■ REQUESTS
1/ In the capstone milestone report, which readLines argument mattered because some lines were dysfunctional?
2/ Put the lines of the listing into a numbered list, leaving out blank lines. Begin at the line that has "Decompose this screenshot" and stop after the line that has "- cv-parameters-dialog: Cyclic".

■ SOURCE EXTRACT
──────────────────────────────

This is a milestone report for the Coursera Data Science Capstone course. The goal of this report is just to display that I have gotten used to working with the data and that I am on track to create the prediction algorithm. I downloaded, loaded up, sampled, and tidied the data for analysis. I then ran some basic n-gram analysis.
Using the file connection and readLines functions, I loaded in all three US-English texts. The three objects correspond with the data sources: twit for Twitter, news for news sources, and blog for blog sources. The skipNul argument was important because there were a number of dysfunctional lines.
# Download and unzip dataset
if (!file.exists("Coursera-SwiftKey.zip")) {
fileUrl <- "https://d396qusza40orc.cloudfront.net/dsscapstone/dataset/Coursera-SwiftKey.zip"
download.file(fileUrl, destfile = "./Coursera-SwiftKey.zip") }
if (!file.exists("final")) { unzip("Coursera-SwiftKey.zip") }
# Load data
con <- file("final/en_US/en_US.twitter.txt", "rb")
twit <- readLines(con, skipNul=TRUE, encoding="UTF-8")
close(con)
con <- file("final/en_US/en_US.news.txt", "rb")
news <- readLines(con, skipNul=TRUE, encoding="UTF-8")
close(con)
con <- file("final/en_US/en_US.blogs.txt", "rb")

──────────────────────────────

■ SOURCE DATA
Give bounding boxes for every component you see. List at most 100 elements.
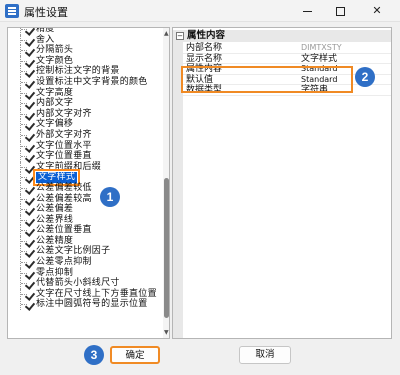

──────────────────────────────

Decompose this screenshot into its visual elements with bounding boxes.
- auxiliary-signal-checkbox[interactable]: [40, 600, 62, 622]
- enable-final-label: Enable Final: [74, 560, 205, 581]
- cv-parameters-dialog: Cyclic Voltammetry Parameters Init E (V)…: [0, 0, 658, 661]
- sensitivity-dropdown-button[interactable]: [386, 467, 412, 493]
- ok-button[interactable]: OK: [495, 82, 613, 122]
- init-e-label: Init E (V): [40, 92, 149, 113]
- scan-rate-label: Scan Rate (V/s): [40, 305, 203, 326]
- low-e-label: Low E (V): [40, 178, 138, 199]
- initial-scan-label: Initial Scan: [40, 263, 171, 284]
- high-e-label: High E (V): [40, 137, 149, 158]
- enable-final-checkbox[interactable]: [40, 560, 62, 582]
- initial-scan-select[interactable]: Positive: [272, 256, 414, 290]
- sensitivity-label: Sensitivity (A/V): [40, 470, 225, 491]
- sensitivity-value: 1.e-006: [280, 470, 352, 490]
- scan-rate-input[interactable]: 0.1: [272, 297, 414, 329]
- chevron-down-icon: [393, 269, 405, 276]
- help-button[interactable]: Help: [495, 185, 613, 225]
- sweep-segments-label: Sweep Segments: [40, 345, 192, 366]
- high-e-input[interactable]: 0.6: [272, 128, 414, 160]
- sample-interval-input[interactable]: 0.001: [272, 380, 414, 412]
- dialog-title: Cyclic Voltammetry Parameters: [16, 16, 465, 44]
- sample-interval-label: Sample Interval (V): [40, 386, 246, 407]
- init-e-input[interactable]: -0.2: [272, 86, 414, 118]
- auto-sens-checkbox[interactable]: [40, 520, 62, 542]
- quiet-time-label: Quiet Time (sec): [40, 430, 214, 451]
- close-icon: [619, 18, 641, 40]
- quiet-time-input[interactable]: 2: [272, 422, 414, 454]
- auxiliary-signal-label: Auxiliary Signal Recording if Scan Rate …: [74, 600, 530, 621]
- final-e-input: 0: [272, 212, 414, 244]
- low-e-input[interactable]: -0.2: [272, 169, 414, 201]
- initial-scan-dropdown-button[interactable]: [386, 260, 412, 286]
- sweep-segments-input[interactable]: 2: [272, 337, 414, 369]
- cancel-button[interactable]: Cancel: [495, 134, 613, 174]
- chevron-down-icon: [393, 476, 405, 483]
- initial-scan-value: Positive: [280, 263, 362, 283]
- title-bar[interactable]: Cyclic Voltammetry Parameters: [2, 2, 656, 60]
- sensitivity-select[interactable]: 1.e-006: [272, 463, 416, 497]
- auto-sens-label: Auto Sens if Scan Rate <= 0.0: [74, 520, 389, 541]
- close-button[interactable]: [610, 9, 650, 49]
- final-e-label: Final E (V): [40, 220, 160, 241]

──────────────────────────────

■ RESULTS BY TASK
1/ The skipNul argument.

2/
1. Decompose this screenshot into its visual elements with bounding boxes.
2. - auxiliary-signal-checkbox[interactable]: [40, 600, 62, 622]
3. - enable-final-label: Enable Final: [74, 560, 205, 581]
4. - cv-parameters-dialog: Cyclic Voltammetry Parameters Init E (V)…: [0, 0, 658, 661]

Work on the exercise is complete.